◆ Data records ◆

---*---

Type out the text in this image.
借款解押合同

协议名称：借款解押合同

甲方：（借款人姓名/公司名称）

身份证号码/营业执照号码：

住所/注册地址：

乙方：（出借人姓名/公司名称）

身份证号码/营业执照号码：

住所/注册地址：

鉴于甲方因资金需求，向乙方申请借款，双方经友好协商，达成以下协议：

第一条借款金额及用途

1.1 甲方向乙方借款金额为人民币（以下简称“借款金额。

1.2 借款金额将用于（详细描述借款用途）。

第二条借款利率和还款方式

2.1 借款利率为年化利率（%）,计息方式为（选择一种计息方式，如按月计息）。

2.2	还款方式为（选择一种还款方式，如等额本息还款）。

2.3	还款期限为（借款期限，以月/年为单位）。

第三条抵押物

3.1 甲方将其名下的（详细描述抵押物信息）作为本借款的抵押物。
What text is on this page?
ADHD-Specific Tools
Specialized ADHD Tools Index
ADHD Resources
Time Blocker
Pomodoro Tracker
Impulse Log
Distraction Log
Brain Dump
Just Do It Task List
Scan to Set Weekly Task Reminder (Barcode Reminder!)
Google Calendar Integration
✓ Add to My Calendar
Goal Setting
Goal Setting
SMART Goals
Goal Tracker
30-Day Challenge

---*---

◆ GOAL OF THE EXERCISE ◆
Copy every line of the records word for word.

◆ THE REPLY ◆
Type out the text in this image.
借款解押合同

协议名称：借款解押合同

甲方：（借款人姓名/公司名称）

身份证号码/营业执照号码：

住所/注册地址：

乙方：（出借人姓名/公司名称）

身份证号码/营业执照号码：

住所/注册地址：

鉴于甲方因资金需求，向乙方申请借款，双方经友好协商，达成以下协议：

第一条借款金额及用途

1.1 甲方向乙方借款金额为人民币（以下简称“借款金额。

1.2 借款金额将用于（详细描述借款用途）。

第二条借款利率和还款方式

2.1 借款利率为年化利率（%）,计息方式为（选择一种计息方式，如按月计息）。

2.2	还款方式为（选择一种还款方式，如等额本息还款）。

2.3	还款期限为（借款期限，以月/年为单位）。

第三条抵押物

3.1 甲方将其名下的（详细描述抵押物信息）作为本借款的抵押物。
What text is on this page?
ADHD-Specific Tools
Specialized ADHD Tools Index
ADHD Resources
Time Blocker
Pomodoro Tracker
Impulse Log
Distraction Log
Brain Dump
Just Do It Task List
Scan to Set Weekly Task Reminder (Barcode Reminder!)
Google Calendar Integration
✓ Add to My Calendar
Goal Setting
Goal Setting
SMART Goals
Goal Tracker
30-Day Challenge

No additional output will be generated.